Required work: Continue the text about Kyrie Irving's flat-earth claim, picking up right after its last sentence.

Exercise text:
════════════════
Wednesday, February 22, 2017

The Shape of the World

Kyrie Irving, the star guard for the Cleveland Cavaliers who hit the winning shot in Game 7 of last year’s NBA Finals, believes the earth is flat. No, really.

When I first heard the story a few days ago, I thought perhaps it was a prank of some sort being pulled by Irving, meant to illustrate how outrageously easy it is to manipulate social media, which in turn makes it trivially simple to make any sort of absurdity go “viral.” After all, if you had thought about it a week ago, the idea that Kyrie Irving believes the earth is flat probably would have seemed almost as unlikely as the earth actually being flat.

But, no. He wasn’t joking. Given that Irving spent part of a year at Duke University before going pro provides this UNC fan a ready opening, of course. But I’m more interested in a larger issue connected to this story.

Irving made his position known on an episode of a podcast hosted by two of his Cleveland teammates, Richard Jefferson and Channing Frye. Amid talk of conspiracy theories, Irving mentioned his view about the planet’s shape, defending it as not a conspiracy but a fact (in his estimation). “If you really think about it from a landscape of the way we travel,” Irving explained, “the way we move... can you really think of us rotating around the sun, and all planets align, rotating in specific dates...?”

There’s more, but it’s hardly worth transcribing. The gist of his position is to insist that “there’s a falseness in stories and things that people want you to believe and ultimately what they throw in front of us.” Or, to put it another way, “I think people should do their own research, man.”
════════════════
Collected data entries
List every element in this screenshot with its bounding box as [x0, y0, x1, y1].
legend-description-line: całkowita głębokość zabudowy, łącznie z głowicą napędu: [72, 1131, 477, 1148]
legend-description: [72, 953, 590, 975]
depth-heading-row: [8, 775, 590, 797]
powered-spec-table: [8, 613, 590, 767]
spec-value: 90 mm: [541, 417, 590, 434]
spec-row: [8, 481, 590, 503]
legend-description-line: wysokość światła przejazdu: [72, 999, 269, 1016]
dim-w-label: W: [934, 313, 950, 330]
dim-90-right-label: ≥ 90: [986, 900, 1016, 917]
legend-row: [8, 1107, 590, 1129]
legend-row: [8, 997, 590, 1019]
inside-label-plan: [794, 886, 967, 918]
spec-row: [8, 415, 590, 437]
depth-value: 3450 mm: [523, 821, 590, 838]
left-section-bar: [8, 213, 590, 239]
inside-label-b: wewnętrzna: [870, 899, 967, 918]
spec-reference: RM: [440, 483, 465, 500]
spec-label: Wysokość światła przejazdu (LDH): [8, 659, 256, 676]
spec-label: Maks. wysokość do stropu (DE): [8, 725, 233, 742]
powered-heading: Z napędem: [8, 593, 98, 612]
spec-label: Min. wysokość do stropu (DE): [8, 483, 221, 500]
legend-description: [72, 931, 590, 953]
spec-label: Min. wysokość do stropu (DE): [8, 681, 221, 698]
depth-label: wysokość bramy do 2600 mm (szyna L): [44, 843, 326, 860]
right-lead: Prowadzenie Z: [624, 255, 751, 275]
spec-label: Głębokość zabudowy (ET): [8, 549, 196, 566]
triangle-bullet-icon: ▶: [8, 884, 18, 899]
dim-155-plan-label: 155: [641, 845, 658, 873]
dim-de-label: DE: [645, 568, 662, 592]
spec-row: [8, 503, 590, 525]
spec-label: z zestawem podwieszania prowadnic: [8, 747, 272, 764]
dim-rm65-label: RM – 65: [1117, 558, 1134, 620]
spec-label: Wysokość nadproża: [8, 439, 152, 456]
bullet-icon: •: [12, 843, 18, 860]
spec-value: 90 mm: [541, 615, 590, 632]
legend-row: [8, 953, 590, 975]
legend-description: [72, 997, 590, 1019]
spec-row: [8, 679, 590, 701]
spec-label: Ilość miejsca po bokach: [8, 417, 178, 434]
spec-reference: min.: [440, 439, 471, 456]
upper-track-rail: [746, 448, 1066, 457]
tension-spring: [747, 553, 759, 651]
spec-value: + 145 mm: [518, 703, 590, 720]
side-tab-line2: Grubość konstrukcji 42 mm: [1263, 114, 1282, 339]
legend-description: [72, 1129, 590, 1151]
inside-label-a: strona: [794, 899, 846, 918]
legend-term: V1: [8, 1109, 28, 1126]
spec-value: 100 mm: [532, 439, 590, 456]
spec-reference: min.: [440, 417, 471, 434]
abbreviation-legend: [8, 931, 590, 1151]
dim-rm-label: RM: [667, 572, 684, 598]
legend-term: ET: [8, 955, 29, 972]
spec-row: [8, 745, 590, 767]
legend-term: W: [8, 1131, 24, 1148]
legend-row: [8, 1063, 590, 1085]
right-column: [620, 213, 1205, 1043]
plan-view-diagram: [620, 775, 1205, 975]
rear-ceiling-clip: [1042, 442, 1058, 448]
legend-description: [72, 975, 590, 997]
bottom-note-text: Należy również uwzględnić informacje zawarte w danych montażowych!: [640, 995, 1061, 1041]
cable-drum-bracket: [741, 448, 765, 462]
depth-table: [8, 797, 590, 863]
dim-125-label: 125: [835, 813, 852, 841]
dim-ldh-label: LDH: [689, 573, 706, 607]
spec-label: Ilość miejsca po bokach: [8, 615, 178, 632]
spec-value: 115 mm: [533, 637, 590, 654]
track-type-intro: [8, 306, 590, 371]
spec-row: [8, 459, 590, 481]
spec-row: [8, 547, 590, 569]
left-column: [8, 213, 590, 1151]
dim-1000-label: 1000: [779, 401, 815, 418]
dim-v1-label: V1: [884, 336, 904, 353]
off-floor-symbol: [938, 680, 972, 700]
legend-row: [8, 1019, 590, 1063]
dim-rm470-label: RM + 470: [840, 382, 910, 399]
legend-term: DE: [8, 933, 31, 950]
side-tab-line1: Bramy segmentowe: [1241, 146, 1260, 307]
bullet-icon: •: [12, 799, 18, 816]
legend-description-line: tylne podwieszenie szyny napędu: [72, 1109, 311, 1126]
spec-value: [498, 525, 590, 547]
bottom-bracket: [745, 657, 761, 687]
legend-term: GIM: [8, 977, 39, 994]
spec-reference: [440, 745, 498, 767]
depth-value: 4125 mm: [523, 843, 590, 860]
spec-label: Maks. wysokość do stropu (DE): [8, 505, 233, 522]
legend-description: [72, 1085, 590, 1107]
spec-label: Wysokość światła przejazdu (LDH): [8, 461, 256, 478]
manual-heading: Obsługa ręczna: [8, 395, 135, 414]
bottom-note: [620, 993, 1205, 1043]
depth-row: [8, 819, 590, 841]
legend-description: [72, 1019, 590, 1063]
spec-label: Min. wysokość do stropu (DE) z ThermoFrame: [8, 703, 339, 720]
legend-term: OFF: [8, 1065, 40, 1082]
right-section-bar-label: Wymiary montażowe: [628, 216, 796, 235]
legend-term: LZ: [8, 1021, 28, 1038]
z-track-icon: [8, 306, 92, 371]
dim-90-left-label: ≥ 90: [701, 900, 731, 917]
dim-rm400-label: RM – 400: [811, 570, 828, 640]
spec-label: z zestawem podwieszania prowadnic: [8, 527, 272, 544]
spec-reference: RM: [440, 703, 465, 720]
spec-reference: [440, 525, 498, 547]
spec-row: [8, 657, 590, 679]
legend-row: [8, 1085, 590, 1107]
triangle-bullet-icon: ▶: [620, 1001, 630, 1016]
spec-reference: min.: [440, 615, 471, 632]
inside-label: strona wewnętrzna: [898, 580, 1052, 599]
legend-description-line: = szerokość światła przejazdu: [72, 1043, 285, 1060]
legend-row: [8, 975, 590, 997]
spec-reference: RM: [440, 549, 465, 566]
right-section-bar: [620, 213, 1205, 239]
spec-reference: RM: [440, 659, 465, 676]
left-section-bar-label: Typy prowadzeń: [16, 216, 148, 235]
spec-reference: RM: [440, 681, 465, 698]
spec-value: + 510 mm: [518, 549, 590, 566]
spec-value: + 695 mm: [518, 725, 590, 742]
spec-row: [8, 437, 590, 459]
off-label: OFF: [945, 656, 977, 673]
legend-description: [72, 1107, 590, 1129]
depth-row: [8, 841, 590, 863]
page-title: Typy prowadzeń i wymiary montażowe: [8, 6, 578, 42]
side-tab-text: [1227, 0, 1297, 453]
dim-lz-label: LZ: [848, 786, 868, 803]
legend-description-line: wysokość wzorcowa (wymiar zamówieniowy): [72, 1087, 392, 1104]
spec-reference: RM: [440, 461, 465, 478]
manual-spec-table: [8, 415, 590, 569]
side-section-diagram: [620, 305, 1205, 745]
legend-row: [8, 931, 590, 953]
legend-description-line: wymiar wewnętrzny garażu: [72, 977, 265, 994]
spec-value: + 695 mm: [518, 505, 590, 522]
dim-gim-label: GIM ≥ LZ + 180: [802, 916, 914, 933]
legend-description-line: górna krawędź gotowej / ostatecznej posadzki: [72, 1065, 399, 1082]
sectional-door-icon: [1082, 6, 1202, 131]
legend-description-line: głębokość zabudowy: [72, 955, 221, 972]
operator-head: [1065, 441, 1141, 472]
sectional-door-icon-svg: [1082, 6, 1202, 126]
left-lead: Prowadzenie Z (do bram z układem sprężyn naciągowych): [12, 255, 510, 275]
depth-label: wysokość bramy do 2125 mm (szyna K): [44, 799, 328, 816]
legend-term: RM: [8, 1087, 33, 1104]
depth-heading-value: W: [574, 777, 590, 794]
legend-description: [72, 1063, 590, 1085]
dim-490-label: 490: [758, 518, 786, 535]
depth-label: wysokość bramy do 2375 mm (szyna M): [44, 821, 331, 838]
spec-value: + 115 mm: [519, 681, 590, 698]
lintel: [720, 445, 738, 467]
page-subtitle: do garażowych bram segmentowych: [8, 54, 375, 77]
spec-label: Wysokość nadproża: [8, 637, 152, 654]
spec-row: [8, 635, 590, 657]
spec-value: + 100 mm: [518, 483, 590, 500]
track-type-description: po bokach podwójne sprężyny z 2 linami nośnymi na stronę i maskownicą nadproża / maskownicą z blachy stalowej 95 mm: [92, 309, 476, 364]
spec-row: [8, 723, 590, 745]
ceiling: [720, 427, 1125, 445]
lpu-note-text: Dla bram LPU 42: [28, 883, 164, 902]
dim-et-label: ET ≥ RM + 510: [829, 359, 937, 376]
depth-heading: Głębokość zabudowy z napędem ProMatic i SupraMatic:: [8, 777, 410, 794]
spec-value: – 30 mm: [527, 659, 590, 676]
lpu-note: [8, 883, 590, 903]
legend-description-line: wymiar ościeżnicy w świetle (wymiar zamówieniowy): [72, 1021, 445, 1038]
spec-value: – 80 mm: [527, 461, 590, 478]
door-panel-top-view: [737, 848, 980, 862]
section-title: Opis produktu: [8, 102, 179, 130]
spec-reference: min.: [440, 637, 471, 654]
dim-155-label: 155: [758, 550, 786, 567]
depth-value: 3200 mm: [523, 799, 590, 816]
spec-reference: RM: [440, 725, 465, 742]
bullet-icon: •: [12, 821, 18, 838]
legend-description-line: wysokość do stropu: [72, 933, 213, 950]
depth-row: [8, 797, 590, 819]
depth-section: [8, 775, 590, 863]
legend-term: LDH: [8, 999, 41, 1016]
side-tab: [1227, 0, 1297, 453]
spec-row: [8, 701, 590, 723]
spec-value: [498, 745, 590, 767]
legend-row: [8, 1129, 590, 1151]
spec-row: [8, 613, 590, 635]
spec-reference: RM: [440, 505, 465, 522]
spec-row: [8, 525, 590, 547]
════════════════
Output:
Some, like NBA Commissioner Adam Silver, shared my initial, skeptical response to the story of Irving’s skepticism and tried to contextualize Irving’s comment in a way that made it seem less patently ignorant. “He was trying to be provocative and it was effective,” Silver said, reflecting on Irving’s own later comments about the furor he’d created.

“I think it was a larger comment on the sort of fake news debate that’s going on right now... and it led to a larger discussion,” added Silver, who didn’t omit appending the sanity-affirming disclaimer “I personally believe the world is round.”

The denial of objective truth is difficult to combat. It’s quite challenging to convince a superstitious poker player who refuses to accept that the cards dealt on one hand are wholly independent of the cards next on the next one that the “pattern” he perceives is in truth wholly subjective and not at all meaningful. You have to find some sort of common ground even to communicate with someone refusing to accept something as fundamentally obvious as the planet’s shape, rotation, and orbital path.

Existentialism encourages us to make our meaning, emphasizing subjective experience over the blind acceptance of received ideas about “reality” -- that is, not to receive “what they throw in front of us” without applying a little of our own rational analysis as a test. That doesn’t preclude, however, accepting certain (nominally) objective truths, even tentatively. Like, say, the laws of physics.

If Irving really understood the science, he’d understand how gravity works, which explains why when he launches a basketball skyward it comes back down toward the spherical planet’s center and doesn’t careen toward the center of his imagined “flat” earth, wherever that might be (one of dozens of easy-to-observe phenomena proving the earth’s roundness). Irving apparently hasn’t considered this or if he has he doesn’t find convincing the evidence he necessarily witnesses every waking moment of his life.

Silver -- who probably doesn’t care too much about one of the league’s stars espousing what might be called “fake science” -- grabs that “fake news” thread, trying to suggest that Irving was himself making some sort of point about the need to be skeptical amid what can certainly be a confusing climate of reporting and news-sharing.

But that kind of twists what Irving was saying. Rather, he was only referring to his incredulity that people would care so damn much about his position that the earth is flat.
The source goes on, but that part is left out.